[begin EXCERPTED DATA]
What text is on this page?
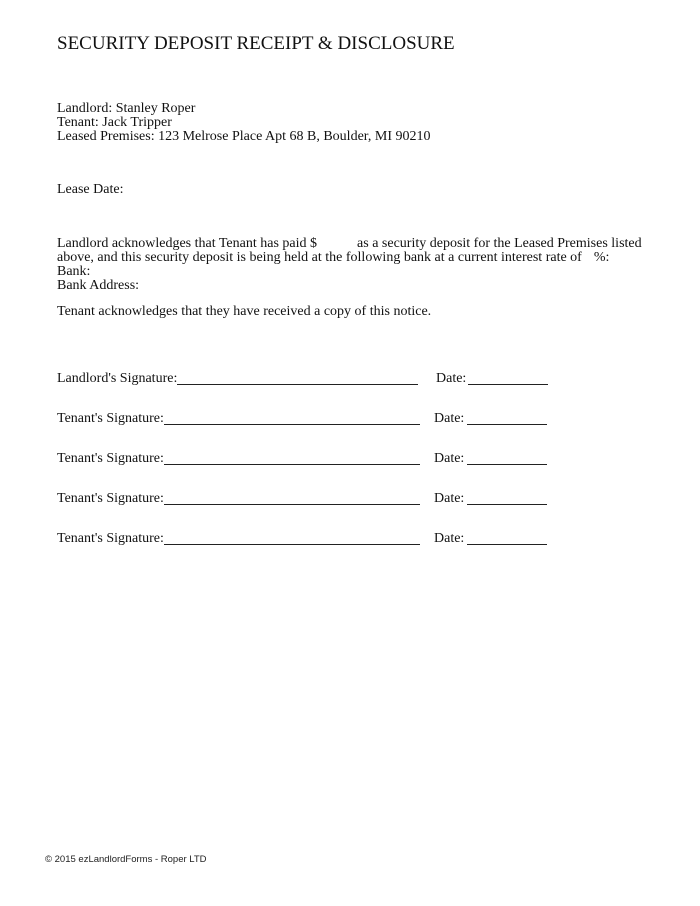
SECURITY DEPOSIT RECEIPT & DISCLOSURE
Landlord: Stanley Roper
Tenant: Jack Tripper
Leased Premises: 123 Melrose Place Apt 68 B, Boulder, MI 90210
Lease Date:
Landlord acknowledges that Tenant has paid $	as a security deposit for the Leased Premises listed
above, and this security deposit is being held at the following bank at a current interest rate of %:
Bank:
Bank Address:
Tenant acknowledges that they have received a copy of this notice.
Landlord's Signature:	Date:
Tenant's Signature:	Date:
Tenant's Signature:	Date:
Tenant's Signature:	Date:
Tenant's Signature:	Date:
© 2015 ezLandlordForms - Roper LTD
[end EXCERPTED DATA]
■ WRITTEN INSTRUCTION ■
Transcribe every entry word for word, but skip the pictures.

■ SOLUTION ■
What text is on this page?
SECURITY DEPOSIT RECEIPT & DISCLOSURE
Landlord: Stanley Roper
Tenant: Jack Tripper
Leased Premises: 123 Melrose Place Apt 68 B, Boulder, MI 90210
Lease Date:
Landlord acknowledges that Tenant has paid $	as a security deposit for the Leased Premises listed
above, and this security deposit is being held at the following bank at a current interest rate of %:
Bank:
Bank Address:
Tenant acknowledges that they have received a copy of this notice.
Landlord's Signature:	Date:
Tenant's Signature:	Date:
Tenant's Signature:	Date:
Tenant's Signature:	Date:
Tenant's Signature:	Date:
© 2015 ezLandlordForms - Roper LTD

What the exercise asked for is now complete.